- [EXERCISE AIM]: Provide an exact reproduction of every entry.

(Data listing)
• • • • •

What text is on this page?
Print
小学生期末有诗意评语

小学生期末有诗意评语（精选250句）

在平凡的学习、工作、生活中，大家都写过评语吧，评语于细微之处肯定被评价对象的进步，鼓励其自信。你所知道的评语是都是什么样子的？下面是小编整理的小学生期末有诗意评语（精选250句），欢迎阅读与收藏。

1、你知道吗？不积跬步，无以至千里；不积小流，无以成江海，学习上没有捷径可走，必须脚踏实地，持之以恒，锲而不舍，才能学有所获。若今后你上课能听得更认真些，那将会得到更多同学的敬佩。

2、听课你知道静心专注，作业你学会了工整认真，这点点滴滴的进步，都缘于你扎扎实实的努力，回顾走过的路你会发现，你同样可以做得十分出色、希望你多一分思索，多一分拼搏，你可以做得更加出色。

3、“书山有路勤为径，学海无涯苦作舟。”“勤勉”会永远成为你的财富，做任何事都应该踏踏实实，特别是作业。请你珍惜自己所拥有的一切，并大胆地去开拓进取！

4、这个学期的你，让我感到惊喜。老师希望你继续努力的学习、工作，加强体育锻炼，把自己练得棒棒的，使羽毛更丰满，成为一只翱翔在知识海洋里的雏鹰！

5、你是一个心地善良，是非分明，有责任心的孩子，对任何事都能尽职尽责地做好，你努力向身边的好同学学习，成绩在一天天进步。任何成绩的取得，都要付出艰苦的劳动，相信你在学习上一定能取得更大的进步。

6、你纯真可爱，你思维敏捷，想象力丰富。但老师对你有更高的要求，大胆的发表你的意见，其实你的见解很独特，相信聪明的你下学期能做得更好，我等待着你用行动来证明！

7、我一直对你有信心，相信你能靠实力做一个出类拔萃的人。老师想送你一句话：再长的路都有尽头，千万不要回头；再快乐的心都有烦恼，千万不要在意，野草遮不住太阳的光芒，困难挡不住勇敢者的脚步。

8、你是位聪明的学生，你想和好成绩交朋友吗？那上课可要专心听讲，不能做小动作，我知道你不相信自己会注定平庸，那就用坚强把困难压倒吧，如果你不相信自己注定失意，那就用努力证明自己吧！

• • • • •

- [COMPLETED TASK]:
What text is on this page?
Print
小学生期末有诗意评语

小学生期末有诗意评语（精选250句）

在平凡的学习、工作、生活中，大家都写过评语吧，评语于细微之处肯定被评价对象的进步，鼓励其自信。你所知道的评语是都是什么样子的？下面是小编整理的小学生期末有诗意评语（精选250句），欢迎阅读与收藏。

1、你知道吗？不积跬步，无以至千里；不积小流，无以成江海，学习上没有捷径可走，必须脚踏实地，持之以恒，锲而不舍，才能学有所获。若今后你上课能听得更认真些，那将会得到更多同学的敬佩。

2、听课你知道静心专注，作业你学会了工整认真，这点点滴滴的进步，都缘于你扎扎实实的努力，回顾走过的路你会发现，你同样可以做得十分出色、希望你多一分思索，多一分拼搏，你可以做得更加出色。

3、“书山有路勤为径，学海无涯苦作舟。”“勤勉”会永远成为你的财富，做任何事都应该踏踏实实，特别是作业。请你珍惜自己所拥有的一切，并大胆地去开拓进取！

4、这个学期的你，让我感到惊喜。老师希望你继续努力的学习、工作，加强体育锻炼，把自己练得棒棒的，使羽毛更丰满，成为一只翱翔在知识海洋里的雏鹰！

5、你是一个心地善良，是非分明，有责任心的孩子，对任何事都能尽职尽责地做好，你努力向身边的好同学学习，成绩在一天天进步。任何成绩的取得，都要付出艰苦的劳动，相信你在学习上一定能取得更大的进步。

6、你纯真可爱，你思维敏捷，想象力丰富。但老师对你有更高的要求，大胆的发表你的意见，其实你的见解很独特，相信聪明的你下学期能做得更好，我等待着你用行动来证明！

7、我一直对你有信心，相信你能靠实力做一个出类拔萃的人。老师想送你一句话：再长的路都有尽头，千万不要回头；再快乐的心都有烦恼，千万不要在意，野草遮不住太阳的光芒，困难挡不住勇敢者的脚步。

8、你是位聪明的学生，你想和好成绩交朋友吗？那上课可要专心听讲，不能做小动作，我知道你不相信自己会注定平庸，那就用坚强把困难压倒吧，如果你不相信自己注定失意，那就用努力证明自己吧！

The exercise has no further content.